▶ _DOCUMENT SEGMENT_
The licensee informed the inspector that the preventive maintenance work task that calibrated the service water pump discharge pressure gages was canceled in 2001.

The calibration frequency was previously established as every two years. The preventive maintenance revision request which canceled the periodic calibration (PER 6565) stated that the gages were used for information and did not perform automatic functions as the basis for the change. Review of work history showed that none of the gages have been calibrated within the previously established two year frequency and the licensee entered TS Surveillance Requirement 3.0.3 for a missed surveillance and the licensee entered the issue into the CAP as AR 214841 and AR 214843. In-service testing on the sites service water pumps, with the use of portable calibrated test equipment to measure discharge pressure, was completed on November 30, 2006. The test results revealed that the Unit 1 A conventional service water pump was in the ASME Section XI Alert range, based on developed differential pressure. This required the pump to be tested on an increased frequency.

Analysis.

The failure to perform periodic calibrations on the sites service water pump discharge pressure gages, used in the collection of ASME Section XI in-service test data to demonstrate service water pump TS operability, is a performance deficiency. Periodic calibrations are required to maintain gage accuracy within necessary limits. The finding was more than minor because it was associated with service water pump equipment performance and affected the Mitigating System Cornerstone objective to ensure the capability of system that respond to initiating events to prevent undesirable consequences. In addition, if left uncorrected the finding could potentially become a more significant safety concern because the issue affected all the sites service water pumps and degraded pump performance could go undetected. The finding was assessed using the Significance Determination Process for Reactor Inspection Findings for At-Power Situations and was determined to be of very low safety significance (Green) because it did not result in the loss of safety function of a service water pump.

This finding is in the licensees CAP as AR 214841 and AR 214843.

Enforcement.

10CFR50, Appendix B, Criteria XII, Control of Measuring and Test Equipment, requires, in part, that measures shall be established to assure that gages used in activities affecting quality are properly calibrated and adjusted at specified periods to maintain accuracy within necessary limits.

▶ _WORK ORDER 1_
According to the report excerpt, why was the failure to calibrate the service water pump gages judged more than minor? Answer in one to three sentences.
▶ _WORK ORDER 2_
Please condense the paragraph of the report excerpt that begins "The calibration frequency was previously established" into a bulleted list that keeps its main facts.
▶ _WORK ORDER 3_
Reproduce the report excerpt word for word, starting at the words "Enforcement." and stopping after the words "maintain accuracy within necessary limits.".

Dataset items:

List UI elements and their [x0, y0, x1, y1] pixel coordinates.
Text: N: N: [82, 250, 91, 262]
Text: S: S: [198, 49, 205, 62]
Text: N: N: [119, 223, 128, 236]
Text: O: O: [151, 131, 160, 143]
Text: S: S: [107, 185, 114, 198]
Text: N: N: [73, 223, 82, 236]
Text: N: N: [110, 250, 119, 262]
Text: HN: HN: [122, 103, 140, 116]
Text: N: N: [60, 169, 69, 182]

▶ _TASK ANSWER 1_
It was judged more than minor because it was associated with service water pump equipment performance and affected the Mitigating System Cornerstone objective of ensuring that systems responding to initiating events can prevent undesirable consequences. It could also have become a more significant safety concern if left uncorrected, since it affected all the site's service water pumps and degraded pump performance could go undetected.

▶ _TASK ANSWER 2_
- The gages had previously been calibrated every two years.
- The preventive maintenance revision request that canceled the periodic calibration (PER 6565) gave as its basis that the gages were used for information and did not perform automatic functions.
- Work history showed that none of the gages had been calibrated within the two-year frequency.
- The licensee entered TS Surveillance Requirement 3.0.3 for a missed surveillance and entered the issue into the CAP as AR 214841 and AR 214843.
- In-service testing of the site's service water pumps, using portable calibrated test equipment to measure discharge pressure, was completed on November 30, 2006.
- The results placed the Unit 1 A conventional service water pump in the ASME Section XI Alert range based on developed differential pressure, so the pump required testing at an increased frequency.

▶ _TASK ANSWER 3_
Enforcement.

10CFR50, Appendix B, Criteria XII, Control of Measuring and Test Equipment, requires, in part, that measures shall be established to assure that gages used in activities affecting quality are properly calibrated and adjusted at specified periods to maintain accuracy within necessary limits.